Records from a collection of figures
/---

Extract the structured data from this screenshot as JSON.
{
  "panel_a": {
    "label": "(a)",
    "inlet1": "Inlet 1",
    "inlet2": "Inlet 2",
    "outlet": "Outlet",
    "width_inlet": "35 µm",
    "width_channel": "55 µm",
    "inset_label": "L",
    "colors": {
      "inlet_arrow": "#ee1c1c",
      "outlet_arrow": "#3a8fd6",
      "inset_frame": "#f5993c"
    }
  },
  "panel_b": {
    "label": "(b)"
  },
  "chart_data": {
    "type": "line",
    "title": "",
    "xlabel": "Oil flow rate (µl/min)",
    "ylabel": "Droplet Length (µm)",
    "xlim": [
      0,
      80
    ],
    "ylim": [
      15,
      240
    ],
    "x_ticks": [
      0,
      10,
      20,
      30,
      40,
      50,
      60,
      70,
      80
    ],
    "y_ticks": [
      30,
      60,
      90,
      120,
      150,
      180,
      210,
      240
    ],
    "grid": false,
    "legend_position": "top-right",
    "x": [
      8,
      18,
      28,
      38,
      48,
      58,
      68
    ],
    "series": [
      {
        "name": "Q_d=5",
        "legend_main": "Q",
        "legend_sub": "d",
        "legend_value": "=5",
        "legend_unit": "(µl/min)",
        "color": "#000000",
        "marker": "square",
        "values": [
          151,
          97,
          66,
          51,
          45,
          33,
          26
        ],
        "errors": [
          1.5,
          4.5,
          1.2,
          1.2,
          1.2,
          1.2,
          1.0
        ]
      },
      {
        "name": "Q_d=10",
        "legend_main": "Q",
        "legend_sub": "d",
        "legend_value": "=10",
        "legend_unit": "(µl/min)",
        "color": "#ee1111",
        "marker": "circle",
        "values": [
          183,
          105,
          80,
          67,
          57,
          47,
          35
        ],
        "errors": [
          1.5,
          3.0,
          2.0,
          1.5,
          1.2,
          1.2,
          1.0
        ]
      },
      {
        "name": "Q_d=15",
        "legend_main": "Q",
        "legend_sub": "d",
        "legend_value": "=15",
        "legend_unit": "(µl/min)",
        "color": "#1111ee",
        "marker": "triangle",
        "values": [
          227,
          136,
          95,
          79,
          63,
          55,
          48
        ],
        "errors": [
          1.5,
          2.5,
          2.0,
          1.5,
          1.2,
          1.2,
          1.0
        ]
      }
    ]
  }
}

\---

PROMPT.
Type the material above out again, exactly.

ANSWER TO THIS EXERCISE.
Extract the structured data from this screenshot as JSON.
{
  "panel_a": {
    "label": "(a)",
    "inlet1": "Inlet 1",
    "inlet2": "Inlet 2",
    "outlet": "Outlet",
    "width_inlet": "35 µm",
    "width_channel": "55 µm",
    "inset_label": "L",
    "colors": {
      "inlet_arrow": "#ee1c1c",
      "outlet_arrow": "#3a8fd6",
      "inset_frame": "#f5993c"
    }
  },
  "panel_b": {
    "label": "(b)"
  },
  "chart_data": {
    "type": "line",
    "title": "",
    "xlabel": "Oil flow rate (µl/min)",
    "ylabel": "Droplet Length (µm)",
    "xlim": [
      0,
      80
    ],
    "ylim": [
      15,
      240
    ],
    "x_ticks": [
      0,
      10,
      20,
      30,
      40,
      50,
      60,
      70,
      80
    ],
    "y_ticks": [
      30,
      60,
      90,
      120,
      150,
      180,
      210,
      240
    ],
    "grid": false,
    "legend_position": "top-right",
    "x": [
      8,
      18,
      28,
      38,
      48,
      58,
      68
    ],
    "series": [
      {
        "name": "Q_d=5",
        "legend_main": "Q",
        "legend_sub": "d",
        "legend_value": "=5",
        "legend_unit": "(µl/min)",
        "color": "#000000",
        "marker": "square",
        "values": [
          151,
          97,
          66,
          51,
          45,
          33,
          26
        ],
        "errors": [
          1.5,
          4.5,
          1.2,
          1.2,
          1.2,
          1.2,
          1.0
        ]
      },
      {
        "name": "Q_d=10",
        "legend_main": "Q",
        "legend_sub": "d",
        "legend_value": "=10",
        "legend_unit": "(µl/min)",
        "color": "#ee1111",
        "marker": "circle",
        "values": [
          183,
          105,
          80,
          67,
          57,
          47,
          35
        ],
        "errors": [
          1.5,
          3.0,
          2.0,
          1.5,
          1.2,
          1.2,
          1.0
        ]
      },
      {
        "name": "Q_d=15",
        "legend_main": "Q",
        "legend_sub": "d",
        "legend_value": "=15",
        "legend_unit": "(µl/min)",
        "color": "#1111ee",
        "marker": "triangle",
        "values": [
          227,
          136,
          95,
          79,
          63,
          55,
          48
        ],
        "errors": [
          1.5,
          2.5,
          2.0,
          1.5,
          1.2,
          1.2,
          1.0
        ]
      }
    ]
  }
}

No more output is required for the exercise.